Stored data entries:
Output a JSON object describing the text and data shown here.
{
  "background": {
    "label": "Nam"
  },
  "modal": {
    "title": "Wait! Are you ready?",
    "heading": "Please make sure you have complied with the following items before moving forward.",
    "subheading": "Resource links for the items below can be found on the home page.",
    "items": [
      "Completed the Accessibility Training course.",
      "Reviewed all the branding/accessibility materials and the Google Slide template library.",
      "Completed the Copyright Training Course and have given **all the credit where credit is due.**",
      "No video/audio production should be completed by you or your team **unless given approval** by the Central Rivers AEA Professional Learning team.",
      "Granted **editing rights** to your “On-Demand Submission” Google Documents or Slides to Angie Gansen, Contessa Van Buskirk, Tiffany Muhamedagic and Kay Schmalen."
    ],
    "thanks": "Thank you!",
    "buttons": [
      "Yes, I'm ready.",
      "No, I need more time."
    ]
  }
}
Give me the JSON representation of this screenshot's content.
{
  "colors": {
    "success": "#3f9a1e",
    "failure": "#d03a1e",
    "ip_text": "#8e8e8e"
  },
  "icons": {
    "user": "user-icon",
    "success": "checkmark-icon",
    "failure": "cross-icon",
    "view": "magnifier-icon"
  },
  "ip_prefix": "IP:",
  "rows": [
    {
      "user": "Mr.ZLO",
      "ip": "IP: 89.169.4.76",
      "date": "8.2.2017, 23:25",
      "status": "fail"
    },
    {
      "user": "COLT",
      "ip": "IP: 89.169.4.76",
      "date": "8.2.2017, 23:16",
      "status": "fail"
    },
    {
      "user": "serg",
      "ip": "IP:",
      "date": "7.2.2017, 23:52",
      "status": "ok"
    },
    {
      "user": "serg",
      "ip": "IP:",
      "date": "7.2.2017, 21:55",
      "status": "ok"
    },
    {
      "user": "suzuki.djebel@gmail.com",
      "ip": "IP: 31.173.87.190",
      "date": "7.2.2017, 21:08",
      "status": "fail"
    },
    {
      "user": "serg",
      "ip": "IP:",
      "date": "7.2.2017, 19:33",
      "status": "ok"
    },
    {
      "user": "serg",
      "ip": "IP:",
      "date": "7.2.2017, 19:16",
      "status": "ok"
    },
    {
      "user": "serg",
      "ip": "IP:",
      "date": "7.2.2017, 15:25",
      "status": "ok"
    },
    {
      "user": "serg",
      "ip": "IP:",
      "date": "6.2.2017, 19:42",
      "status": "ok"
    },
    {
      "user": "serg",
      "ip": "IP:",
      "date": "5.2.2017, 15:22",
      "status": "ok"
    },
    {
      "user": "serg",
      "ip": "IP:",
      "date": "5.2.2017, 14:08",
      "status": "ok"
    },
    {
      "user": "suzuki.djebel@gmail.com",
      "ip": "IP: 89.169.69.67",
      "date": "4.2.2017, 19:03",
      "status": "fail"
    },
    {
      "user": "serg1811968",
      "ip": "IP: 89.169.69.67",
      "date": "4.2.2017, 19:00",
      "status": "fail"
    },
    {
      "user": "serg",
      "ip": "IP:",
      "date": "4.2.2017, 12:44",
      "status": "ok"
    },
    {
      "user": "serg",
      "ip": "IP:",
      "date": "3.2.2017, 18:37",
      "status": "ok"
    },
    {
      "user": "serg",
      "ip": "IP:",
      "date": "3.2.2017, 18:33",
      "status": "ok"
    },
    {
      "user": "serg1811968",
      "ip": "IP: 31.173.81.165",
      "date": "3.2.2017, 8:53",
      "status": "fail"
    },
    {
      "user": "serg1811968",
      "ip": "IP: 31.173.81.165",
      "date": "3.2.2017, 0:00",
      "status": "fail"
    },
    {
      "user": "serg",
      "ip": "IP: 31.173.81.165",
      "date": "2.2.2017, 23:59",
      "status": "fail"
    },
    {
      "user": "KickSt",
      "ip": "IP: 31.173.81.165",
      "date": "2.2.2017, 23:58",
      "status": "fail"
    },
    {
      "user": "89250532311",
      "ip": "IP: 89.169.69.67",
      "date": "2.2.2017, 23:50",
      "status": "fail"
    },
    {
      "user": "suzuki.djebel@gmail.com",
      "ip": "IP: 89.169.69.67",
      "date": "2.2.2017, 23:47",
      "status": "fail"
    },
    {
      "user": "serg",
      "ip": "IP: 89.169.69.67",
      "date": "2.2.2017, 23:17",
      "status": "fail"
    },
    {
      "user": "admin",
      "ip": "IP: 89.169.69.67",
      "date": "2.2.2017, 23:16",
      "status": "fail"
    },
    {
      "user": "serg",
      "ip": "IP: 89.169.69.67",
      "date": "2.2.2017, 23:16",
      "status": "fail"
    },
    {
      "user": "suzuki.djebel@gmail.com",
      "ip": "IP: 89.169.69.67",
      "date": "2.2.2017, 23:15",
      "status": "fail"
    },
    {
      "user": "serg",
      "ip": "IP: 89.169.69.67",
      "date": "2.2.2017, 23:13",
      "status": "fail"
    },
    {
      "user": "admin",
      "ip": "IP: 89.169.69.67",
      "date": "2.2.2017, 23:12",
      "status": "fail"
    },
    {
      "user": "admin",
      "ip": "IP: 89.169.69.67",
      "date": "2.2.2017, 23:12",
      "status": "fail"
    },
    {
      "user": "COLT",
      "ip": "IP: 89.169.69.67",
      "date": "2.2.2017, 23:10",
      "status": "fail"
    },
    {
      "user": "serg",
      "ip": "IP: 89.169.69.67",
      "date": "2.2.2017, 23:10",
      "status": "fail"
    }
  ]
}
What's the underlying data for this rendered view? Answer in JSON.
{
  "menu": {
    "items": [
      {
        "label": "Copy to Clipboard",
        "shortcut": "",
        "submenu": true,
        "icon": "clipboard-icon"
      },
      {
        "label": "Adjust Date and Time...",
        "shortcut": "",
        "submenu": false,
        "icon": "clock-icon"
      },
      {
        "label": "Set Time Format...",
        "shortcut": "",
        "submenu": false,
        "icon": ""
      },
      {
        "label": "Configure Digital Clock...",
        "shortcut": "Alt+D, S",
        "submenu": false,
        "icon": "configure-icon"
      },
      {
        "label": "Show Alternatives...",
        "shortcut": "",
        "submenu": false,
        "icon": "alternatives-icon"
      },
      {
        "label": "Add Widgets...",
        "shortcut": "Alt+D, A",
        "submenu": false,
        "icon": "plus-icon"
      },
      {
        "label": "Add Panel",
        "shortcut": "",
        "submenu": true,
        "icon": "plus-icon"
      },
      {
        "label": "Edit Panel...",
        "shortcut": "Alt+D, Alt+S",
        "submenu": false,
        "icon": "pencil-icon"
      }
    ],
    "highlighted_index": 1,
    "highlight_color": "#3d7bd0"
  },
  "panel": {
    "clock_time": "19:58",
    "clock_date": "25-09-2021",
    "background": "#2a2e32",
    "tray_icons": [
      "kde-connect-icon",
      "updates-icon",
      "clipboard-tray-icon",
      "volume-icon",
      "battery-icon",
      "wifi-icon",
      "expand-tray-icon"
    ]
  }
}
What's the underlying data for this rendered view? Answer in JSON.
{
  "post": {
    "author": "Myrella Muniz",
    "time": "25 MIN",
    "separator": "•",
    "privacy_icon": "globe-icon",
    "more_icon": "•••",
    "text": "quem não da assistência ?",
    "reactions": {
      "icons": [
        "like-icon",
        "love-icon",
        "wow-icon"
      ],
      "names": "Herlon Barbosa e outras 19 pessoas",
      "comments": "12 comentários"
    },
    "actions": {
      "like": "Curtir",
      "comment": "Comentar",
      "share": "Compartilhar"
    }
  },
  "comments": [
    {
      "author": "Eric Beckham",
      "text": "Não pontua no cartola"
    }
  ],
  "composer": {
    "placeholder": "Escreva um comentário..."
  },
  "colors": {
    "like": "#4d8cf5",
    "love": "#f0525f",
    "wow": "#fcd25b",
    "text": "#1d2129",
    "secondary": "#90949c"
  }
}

What you should do =>
Extract every line of the records above that contains the word "success".

Response below =>
    "success": "#3f9a1e",
    "success": "checkmark-icon",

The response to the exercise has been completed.